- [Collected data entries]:
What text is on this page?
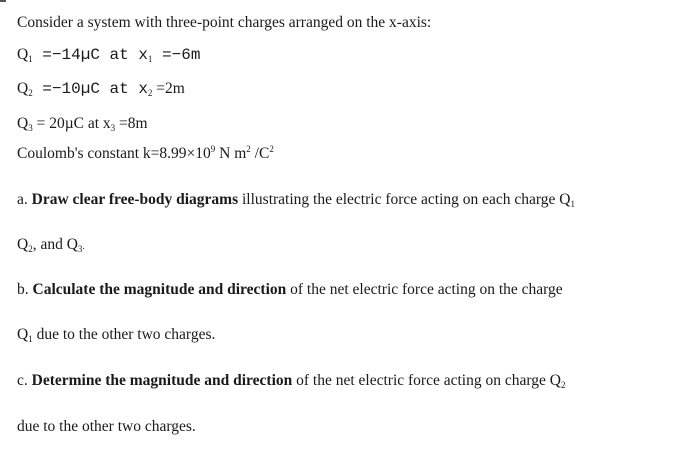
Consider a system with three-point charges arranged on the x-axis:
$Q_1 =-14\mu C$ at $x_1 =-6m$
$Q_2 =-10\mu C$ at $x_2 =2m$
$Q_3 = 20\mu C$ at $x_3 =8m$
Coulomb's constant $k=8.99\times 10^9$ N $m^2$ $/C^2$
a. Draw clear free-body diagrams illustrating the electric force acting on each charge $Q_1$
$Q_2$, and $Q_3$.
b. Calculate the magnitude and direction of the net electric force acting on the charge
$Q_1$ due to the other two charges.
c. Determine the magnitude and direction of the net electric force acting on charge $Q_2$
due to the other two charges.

- [Stated goal]:
Transcribe the complete set of entries verbatim. No pictures belong in the copy.

- [Expected answer]:
What text is on this page?
Consider a system with three-point charges arranged on the x-axis:
$Q_1 =-14\mu C$ at $x_1 =-6m$
$Q_2 =-10\mu C$ at $x_2 =2m$
$Q_3 = 20\mu C$ at $x_3 =8m$
Coulomb's constant $k=8.99\times 10^9$ N $m^2$ $/C^2$
a. Draw clear free-body diagrams illustrating the electric force acting on each charge $Q_1$
$Q_2$, and $Q_3$.
b. Calculate the magnitude and direction of the net electric force acting on the charge
$Q_1$ due to the other two charges.
c. Determine the magnitude and direction of the net electric force acting on charge $Q_2$
due to the other two charges.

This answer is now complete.